Task brief
The entries are to be returned exactly, with images left out.

Material for this exercise
══════════
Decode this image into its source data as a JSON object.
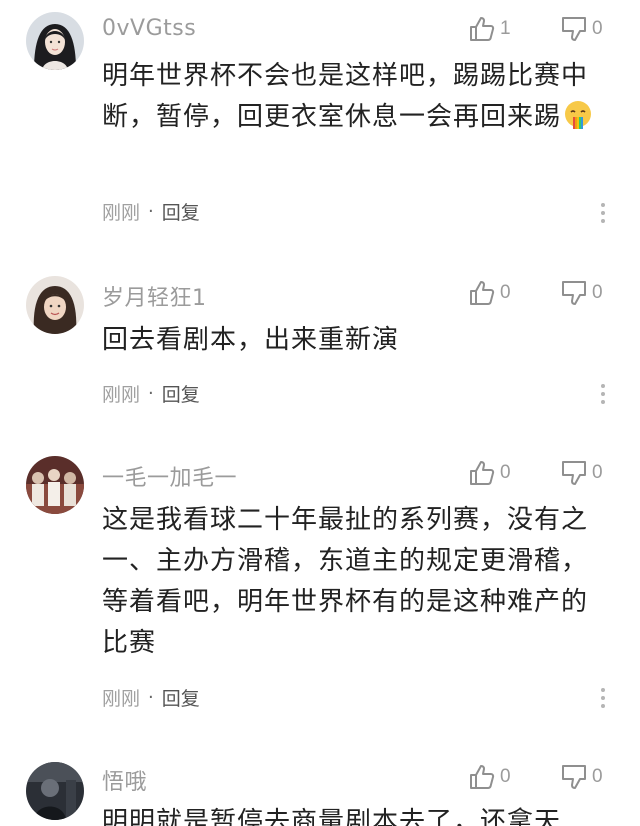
{
  "colors": {
    "text": "#222222",
    "muted": "#9b9b9b",
    "background": "#ffffff"
  },
  "comments": [
    {
      "username": "0vVGtss",
      "likes": "1",
      "dislikes": "0",
      "text": "明年世界杯不会也是这样吧，踢踢比赛中断，暂停，回更衣室休息一会再回来踢",
      "emoji": "nauseated-face-icon",
      "time": "刚刚",
      "separator": "·",
      "reply_label": "回复"
    },
    {
      "username": "岁月轻狂1",
      "likes": "0",
      "dislikes": "0",
      "text": "回去看剧本，出来重新演",
      "time": "刚刚",
      "separator": "·",
      "reply_label": "回复"
    },
    {
      "username": "一毛一加毛一",
      "likes": "0",
      "dislikes": "0",
      "text": "这是我看球二十年最扯的系列赛，没有之一、主办方滑稽，东道主的规定更滑稽，等着看吧，明年世界杯有的是这种难产的比赛",
      "time": "刚刚",
      "separator": "·",
      "reply_label": "回复"
    },
    {
      "username": "悟哦",
      "likes": "0",
      "dislikes": "0",
      "text": "明明就是暂停去商量剧本去了，还拿天"
    }
  ]
}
══════════
Correct response
Decode this image into its source data as a JSON object.
{
  "colors": {
    "text": "#222222",
    "muted": "#9b9b9b",
    "background": "#ffffff"
  },
  "comments": [
    {
      "username": "0vVGtss",
      "likes": "1",
      "dislikes": "0",
      "text": "明年世界杯不会也是这样吧，踢踢比赛中断，暂停，回更衣室休息一会再回来踢",
      "emoji": "nauseated-face-icon",
      "time": "刚刚",
      "separator": "·",
      "reply_label": "回复"
    },
    {
      "username": "岁月轻狂1",
      "likes": "0",
      "dislikes": "0",
      "text": "回去看剧本，出来重新演",
      "time": "刚刚",
      "separator": "·",
      "reply_label": "回复"
    },
    {
      "username": "一毛一加毛一",
      "likes": "0",
      "dislikes": "0",
      "text": "这是我看球二十年最扯的系列赛，没有之一、主办方滑稽，东道主的规定更滑稽，等着看吧，明年世界杯有的是这种难产的比赛",
      "time": "刚刚",
      "separator": "·",
      "reply_label": "回复"
    },
    {
      "username": "悟哦",
      "likes": "0",
      "dislikes": "0",
      "text": "明明就是暂停去商量剧本去了，还拿天"
    }
  ]
}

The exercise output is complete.